*WHAT YOU HAVE TO DO*. Reproduce every entry below precisely; do not include the pictures.

## Start

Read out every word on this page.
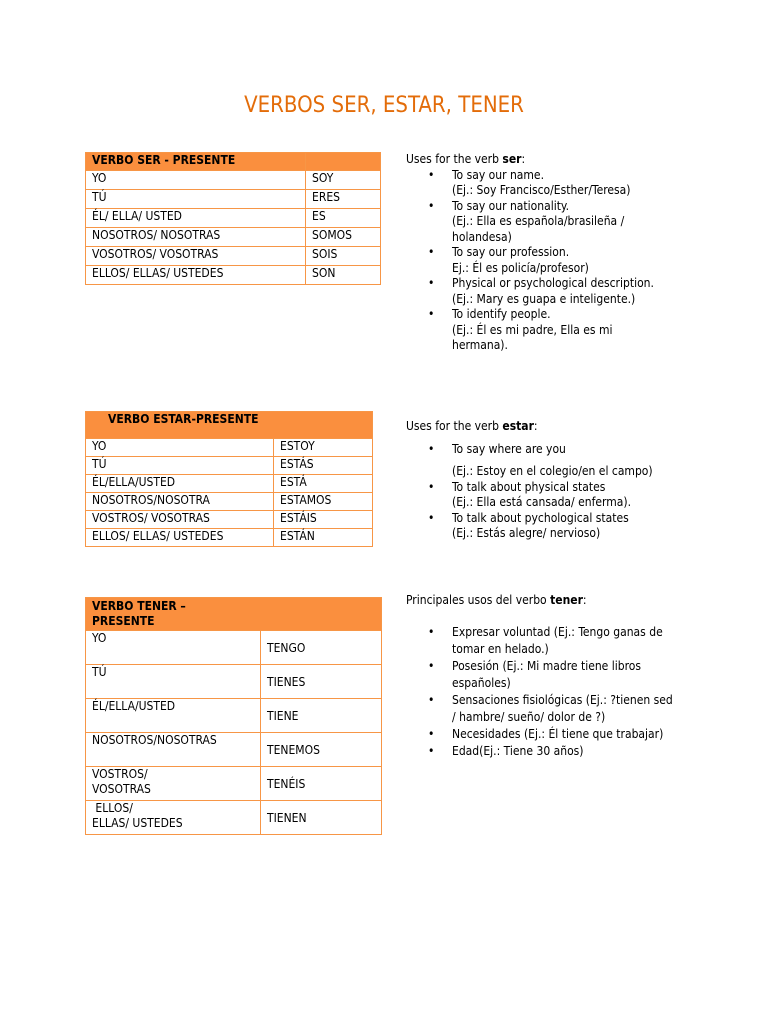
VERBOS SER, ESTAR, TENER
VERBO SER - PRESENTE	
YO	SOY
TÚ	ERES
ÉL/ ELLA/ USTED	ES
NOSOTROS/ NOSOTRAS	SOMOS
VOSOTROS/ VOSOTRAS	SOIS
ELLOS/ ELLAS/ USTEDES	SON

Uses for the verb ser:

• To say our name.
(Ej.: Soy Francisco/Esther/Teresa)
• To say our nationality.
(Ej.: Ella es española/brasileña / holandesa)
• To say our profession.
Ej.: Él es policía/profesor)
• Physical or psychological description.
(Ej.: Mary es guapa e inteligente.)
• To identify people.
(Ej.: Él es mi padre, Ella es mi hermana).
VERBO ESTAR-PRESENTE	
YO	ESTOY
TÚ	ESTÁS
ÉL/ELLA/USTED	ESTÁ
NOSOTROS/NOSOTRA	ESTAMOS
VOSTROS/ VOSOTRAS	ESTÁIS
ELLOS/ ELLAS/ USTEDES	ESTÁN

Uses for the verb estar:

• To say where are you
(Ej.: Estoy en el colegio/en el campo)
• To talk about physical states
(Ej.: Ella está cansada/ enferma).
• To talk about pychological states
(Ej.: Estás alegre/ nervioso)
VERBO TENER –
PRESENTE	
YO	TENGO
TÚ	TIENES
ÉL/ELLA/USTED	TIENE
NOSOTROS/NOSOTRAS	TENEMOS
VOSTROS/
VOSOTRAS	TENÉIS
ELLOS/
ELLAS/ USTEDES	TIENEN

Principales usos del verbo tener:

• Expresar voluntad (Ej.: Tengo ganas de
tomar en helado.)
• Posesión (Ej.: Mi madre tiene libros
españoles)
• Sensaciones fisiológicas (Ej.: ?tienen sed
/ hambre/ sueño/ dolor de ?)
• Necesidades (Ej.: Él tiene que trabajar)
• Edad(Ej.: Tiene 30 años)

## End

*RESULT OF THE EXERCISE*.
Read out every word on this page.
VERBOS SER, ESTAR, TENER
VERBO SER - PRESENTE	
YO	SOY
TÚ	ERES
ÉL/ ELLA/ USTED	ES
NOSOTROS/ NOSOTRAS	SOMOS
VOSOTROS/ VOSOTRAS	SOIS
ELLOS/ ELLAS/ USTEDES	SON

Uses for the verb ser:

• To say our name.
(Ej.: Soy Francisco/Esther/Teresa)
• To say our nationality.
(Ej.: Ella es española/brasileña / holandesa)
• To say our profession.
Ej.: Él es policía/profesor)
• Physical or psychological description.
(Ej.: Mary es guapa e inteligente.)
• To identify people.
(Ej.: Él es mi padre, Ella es mi hermana).
VERBO ESTAR-PRESENTE	
YO	ESTOY
TÚ	ESTÁS
ÉL/ELLA/USTED	ESTÁ
NOSOTROS/NOSOTRA	ESTAMOS
VOSTROS/ VOSOTRAS	ESTÁIS
ELLOS/ ELLAS/ USTEDES	ESTÁN

Uses for the verb estar:

• To say where are you
(Ej.: Estoy en el colegio/en el campo)
• To talk about physical states
(Ej.: Ella está cansada/ enferma).
• To talk about pychological states
(Ej.: Estás alegre/ nervioso)
VERBO TENER –
PRESENTE	
YO	TENGO
TÚ	TIENES
ÉL/ELLA/USTED	TIENE
NOSOTROS/NOSOTRAS	TENEMOS
VOSTROS/
VOSOTRAS	TENÉIS
ELLOS/
ELLAS/ USTEDES	TIENEN

Principales usos del verbo tener:

• Expresar voluntad (Ej.: Tengo ganas de
tomar en helado.)
• Posesión (Ej.: Mi madre tiene libros
españoles)
• Sensaciones fisiológicas (Ej.: ?tienen sed
/ hambre/ sueño/ dolor de ?)
• Necesidades (Ej.: Él tiene que trabajar)
• Edad(Ej.: Tiene 30 años)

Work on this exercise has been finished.